* [Problem description]: Copy out, from the entries below, each line holding the string "светилось".

(Data extracted from a collection)
--- --- ---

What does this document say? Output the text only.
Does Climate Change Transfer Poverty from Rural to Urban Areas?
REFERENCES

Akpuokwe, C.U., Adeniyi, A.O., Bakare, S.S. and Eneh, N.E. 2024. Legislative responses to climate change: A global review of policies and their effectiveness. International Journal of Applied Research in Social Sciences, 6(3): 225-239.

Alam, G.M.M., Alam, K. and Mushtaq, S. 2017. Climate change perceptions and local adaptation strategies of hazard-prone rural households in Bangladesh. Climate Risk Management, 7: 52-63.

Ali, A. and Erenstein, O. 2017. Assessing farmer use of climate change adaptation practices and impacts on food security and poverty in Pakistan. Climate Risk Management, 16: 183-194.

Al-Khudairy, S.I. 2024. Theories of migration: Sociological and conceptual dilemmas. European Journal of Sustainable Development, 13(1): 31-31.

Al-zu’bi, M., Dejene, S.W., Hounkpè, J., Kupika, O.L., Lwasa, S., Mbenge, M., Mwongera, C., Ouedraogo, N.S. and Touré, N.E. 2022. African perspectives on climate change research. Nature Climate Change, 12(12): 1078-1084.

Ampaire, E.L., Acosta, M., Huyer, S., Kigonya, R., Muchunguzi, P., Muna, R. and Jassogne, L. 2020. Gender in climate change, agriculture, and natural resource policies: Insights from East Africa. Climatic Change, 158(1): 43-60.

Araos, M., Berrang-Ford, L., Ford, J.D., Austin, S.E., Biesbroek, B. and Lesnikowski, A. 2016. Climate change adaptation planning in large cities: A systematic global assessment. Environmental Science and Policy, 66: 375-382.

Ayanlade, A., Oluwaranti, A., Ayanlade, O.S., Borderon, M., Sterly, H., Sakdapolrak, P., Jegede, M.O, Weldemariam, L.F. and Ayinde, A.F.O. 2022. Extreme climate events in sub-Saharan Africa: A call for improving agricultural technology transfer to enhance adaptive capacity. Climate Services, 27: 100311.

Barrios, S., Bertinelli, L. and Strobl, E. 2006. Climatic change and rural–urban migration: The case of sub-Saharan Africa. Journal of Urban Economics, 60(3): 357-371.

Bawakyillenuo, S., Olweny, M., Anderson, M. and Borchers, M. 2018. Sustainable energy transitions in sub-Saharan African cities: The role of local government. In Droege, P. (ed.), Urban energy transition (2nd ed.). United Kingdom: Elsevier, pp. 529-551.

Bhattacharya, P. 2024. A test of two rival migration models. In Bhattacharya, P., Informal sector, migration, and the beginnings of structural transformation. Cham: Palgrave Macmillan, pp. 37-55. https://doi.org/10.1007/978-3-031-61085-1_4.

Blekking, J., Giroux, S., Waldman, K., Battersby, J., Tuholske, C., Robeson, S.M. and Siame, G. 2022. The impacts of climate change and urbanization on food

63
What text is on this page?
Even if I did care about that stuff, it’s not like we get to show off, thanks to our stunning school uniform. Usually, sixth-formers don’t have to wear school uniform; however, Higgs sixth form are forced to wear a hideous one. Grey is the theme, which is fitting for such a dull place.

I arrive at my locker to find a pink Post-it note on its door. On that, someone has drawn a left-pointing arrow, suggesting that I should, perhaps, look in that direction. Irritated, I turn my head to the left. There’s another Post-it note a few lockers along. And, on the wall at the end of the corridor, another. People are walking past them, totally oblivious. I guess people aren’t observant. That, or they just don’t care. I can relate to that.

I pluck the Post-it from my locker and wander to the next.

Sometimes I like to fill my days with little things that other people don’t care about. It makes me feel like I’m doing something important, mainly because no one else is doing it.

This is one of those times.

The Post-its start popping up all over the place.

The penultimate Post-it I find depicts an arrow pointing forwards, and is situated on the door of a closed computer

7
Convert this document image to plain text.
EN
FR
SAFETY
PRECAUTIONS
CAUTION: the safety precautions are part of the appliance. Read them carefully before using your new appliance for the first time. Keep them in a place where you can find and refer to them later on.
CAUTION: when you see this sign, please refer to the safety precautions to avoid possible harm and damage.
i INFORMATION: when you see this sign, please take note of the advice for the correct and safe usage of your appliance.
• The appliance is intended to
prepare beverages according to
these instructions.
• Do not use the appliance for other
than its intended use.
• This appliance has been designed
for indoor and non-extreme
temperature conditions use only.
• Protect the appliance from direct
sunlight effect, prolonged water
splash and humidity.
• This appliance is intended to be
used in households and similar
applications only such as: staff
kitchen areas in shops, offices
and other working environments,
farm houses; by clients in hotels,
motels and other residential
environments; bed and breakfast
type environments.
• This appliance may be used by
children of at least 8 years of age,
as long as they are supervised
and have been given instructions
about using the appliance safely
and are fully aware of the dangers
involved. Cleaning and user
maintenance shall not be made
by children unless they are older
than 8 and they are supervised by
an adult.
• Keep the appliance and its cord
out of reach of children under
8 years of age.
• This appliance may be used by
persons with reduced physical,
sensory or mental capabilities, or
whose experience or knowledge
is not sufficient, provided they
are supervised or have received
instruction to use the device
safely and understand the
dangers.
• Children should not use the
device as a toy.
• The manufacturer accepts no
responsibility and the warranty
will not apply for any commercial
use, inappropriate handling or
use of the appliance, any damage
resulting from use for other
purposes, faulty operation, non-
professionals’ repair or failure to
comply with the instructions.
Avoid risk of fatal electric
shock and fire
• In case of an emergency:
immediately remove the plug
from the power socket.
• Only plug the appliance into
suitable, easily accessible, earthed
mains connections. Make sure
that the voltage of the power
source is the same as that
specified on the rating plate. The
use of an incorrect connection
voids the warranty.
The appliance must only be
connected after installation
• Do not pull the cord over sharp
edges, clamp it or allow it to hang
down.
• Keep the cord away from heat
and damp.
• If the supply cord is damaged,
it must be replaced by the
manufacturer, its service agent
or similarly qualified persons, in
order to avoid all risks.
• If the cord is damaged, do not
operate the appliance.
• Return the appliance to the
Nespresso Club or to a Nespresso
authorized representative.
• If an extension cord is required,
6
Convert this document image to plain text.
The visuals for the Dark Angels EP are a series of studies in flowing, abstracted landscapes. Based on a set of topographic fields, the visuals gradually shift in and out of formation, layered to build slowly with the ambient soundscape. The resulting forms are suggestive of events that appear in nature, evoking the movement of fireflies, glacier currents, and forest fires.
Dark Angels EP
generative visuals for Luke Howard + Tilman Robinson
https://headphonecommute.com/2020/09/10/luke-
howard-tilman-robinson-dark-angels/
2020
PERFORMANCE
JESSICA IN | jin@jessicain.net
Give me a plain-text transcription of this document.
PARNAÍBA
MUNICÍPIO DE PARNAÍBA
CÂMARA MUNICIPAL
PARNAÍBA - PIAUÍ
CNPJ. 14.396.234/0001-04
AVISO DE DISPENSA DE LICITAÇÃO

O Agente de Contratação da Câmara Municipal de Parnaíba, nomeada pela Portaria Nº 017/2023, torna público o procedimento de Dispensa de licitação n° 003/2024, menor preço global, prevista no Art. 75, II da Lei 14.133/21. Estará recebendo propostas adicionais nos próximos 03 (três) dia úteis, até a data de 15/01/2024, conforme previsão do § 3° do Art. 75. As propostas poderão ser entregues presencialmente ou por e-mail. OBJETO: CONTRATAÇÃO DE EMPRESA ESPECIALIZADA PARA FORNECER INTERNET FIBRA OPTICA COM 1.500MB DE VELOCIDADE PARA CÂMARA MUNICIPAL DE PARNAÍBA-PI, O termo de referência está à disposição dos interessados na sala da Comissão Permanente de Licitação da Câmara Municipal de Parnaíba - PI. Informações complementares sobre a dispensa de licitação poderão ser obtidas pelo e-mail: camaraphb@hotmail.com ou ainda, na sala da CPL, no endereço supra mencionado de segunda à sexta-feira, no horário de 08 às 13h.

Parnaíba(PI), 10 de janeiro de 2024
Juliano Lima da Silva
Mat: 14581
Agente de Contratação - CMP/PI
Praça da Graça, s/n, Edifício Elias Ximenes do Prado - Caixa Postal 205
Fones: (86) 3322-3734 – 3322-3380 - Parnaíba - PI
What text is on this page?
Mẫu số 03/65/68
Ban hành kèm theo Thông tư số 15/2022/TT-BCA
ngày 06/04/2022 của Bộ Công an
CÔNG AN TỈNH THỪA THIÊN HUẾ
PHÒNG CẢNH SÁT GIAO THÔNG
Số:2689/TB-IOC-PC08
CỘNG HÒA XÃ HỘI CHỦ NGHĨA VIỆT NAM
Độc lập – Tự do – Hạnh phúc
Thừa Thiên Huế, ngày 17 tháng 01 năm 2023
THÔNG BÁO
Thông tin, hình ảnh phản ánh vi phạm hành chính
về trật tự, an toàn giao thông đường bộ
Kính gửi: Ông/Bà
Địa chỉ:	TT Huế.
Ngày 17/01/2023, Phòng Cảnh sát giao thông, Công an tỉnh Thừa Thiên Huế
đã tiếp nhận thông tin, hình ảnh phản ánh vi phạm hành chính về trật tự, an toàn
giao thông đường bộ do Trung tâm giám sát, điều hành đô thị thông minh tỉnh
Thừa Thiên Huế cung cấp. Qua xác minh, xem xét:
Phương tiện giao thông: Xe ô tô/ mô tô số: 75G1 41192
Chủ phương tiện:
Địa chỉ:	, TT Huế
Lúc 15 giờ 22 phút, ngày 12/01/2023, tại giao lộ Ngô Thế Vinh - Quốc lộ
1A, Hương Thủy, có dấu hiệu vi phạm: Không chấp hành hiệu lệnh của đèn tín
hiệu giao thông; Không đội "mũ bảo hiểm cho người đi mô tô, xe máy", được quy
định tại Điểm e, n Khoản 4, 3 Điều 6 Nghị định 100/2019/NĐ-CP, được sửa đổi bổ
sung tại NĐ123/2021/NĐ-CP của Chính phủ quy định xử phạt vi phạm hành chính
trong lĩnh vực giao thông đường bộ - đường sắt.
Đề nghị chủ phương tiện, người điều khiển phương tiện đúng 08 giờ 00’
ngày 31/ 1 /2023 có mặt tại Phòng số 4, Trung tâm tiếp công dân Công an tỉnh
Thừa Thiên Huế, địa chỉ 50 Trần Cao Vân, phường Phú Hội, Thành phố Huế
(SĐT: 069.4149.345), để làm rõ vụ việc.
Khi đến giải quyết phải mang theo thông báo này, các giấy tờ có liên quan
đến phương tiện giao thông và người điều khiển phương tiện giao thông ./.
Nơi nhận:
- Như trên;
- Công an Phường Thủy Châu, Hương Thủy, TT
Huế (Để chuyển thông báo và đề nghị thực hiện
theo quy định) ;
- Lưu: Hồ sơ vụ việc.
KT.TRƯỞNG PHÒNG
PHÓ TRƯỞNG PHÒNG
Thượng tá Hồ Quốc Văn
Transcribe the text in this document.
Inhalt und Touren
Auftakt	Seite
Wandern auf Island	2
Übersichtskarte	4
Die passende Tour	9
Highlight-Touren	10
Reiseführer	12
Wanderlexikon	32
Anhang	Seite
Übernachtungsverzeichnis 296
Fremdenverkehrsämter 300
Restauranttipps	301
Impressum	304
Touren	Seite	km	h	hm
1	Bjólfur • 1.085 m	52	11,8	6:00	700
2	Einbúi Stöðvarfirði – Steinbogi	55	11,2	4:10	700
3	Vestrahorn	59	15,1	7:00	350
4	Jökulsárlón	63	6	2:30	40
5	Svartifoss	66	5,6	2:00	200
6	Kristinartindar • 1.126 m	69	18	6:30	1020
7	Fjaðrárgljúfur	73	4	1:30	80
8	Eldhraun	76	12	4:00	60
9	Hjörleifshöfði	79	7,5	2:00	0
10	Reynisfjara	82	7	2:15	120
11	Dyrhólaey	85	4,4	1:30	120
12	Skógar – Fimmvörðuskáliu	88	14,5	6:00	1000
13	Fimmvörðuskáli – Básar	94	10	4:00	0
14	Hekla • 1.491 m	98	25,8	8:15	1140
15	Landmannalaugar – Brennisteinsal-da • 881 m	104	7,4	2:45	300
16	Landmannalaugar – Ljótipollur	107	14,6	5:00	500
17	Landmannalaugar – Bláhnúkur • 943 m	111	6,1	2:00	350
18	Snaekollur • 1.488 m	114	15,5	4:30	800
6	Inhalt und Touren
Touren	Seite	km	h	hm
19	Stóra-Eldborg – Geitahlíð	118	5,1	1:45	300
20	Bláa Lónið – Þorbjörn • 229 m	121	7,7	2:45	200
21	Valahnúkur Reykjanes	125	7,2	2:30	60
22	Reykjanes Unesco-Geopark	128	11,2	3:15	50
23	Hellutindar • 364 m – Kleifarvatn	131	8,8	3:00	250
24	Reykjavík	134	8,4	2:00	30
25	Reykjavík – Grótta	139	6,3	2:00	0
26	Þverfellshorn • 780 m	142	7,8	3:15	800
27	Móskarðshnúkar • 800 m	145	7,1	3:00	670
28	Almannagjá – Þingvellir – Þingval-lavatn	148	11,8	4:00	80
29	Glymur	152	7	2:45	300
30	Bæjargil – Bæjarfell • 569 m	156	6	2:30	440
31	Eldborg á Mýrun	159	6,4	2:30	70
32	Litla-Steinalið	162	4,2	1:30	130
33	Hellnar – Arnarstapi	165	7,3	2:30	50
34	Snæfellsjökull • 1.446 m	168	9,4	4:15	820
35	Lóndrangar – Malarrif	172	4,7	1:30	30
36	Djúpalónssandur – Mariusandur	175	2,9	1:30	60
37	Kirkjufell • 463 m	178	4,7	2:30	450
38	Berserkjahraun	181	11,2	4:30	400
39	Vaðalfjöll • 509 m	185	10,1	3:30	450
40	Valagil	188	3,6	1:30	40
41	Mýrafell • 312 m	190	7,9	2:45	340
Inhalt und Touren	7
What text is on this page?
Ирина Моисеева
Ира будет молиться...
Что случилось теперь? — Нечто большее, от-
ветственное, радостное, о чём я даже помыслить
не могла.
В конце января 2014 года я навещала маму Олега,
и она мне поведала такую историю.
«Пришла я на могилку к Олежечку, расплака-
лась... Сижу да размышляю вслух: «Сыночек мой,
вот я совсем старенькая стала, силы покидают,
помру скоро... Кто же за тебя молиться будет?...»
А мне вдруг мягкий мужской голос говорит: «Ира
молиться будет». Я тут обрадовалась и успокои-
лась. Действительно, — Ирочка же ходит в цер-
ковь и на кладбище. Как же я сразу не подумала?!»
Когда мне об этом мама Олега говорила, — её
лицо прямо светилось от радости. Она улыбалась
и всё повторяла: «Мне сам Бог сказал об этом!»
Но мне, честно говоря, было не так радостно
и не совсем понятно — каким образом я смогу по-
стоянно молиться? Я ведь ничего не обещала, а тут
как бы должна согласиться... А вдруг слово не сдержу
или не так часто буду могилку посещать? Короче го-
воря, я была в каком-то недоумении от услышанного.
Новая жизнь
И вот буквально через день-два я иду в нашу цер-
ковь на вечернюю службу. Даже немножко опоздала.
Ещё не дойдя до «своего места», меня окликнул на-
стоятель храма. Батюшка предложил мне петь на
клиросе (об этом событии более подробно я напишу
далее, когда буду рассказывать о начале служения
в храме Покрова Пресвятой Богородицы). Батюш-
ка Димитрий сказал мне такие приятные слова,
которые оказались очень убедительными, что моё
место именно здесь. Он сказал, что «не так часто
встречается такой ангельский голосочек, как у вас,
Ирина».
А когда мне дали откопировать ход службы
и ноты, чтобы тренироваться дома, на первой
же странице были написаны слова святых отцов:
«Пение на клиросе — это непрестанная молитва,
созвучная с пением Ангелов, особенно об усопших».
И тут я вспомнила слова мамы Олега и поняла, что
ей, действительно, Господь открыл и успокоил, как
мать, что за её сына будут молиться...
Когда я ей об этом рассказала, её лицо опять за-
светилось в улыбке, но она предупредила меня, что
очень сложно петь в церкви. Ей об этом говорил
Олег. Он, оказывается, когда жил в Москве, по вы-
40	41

--- --- ---

* [Solution for this exercise]:
лицо прямо светилось от радости. Она улыбалась
светилось в улыбке, но она предупредила меня, что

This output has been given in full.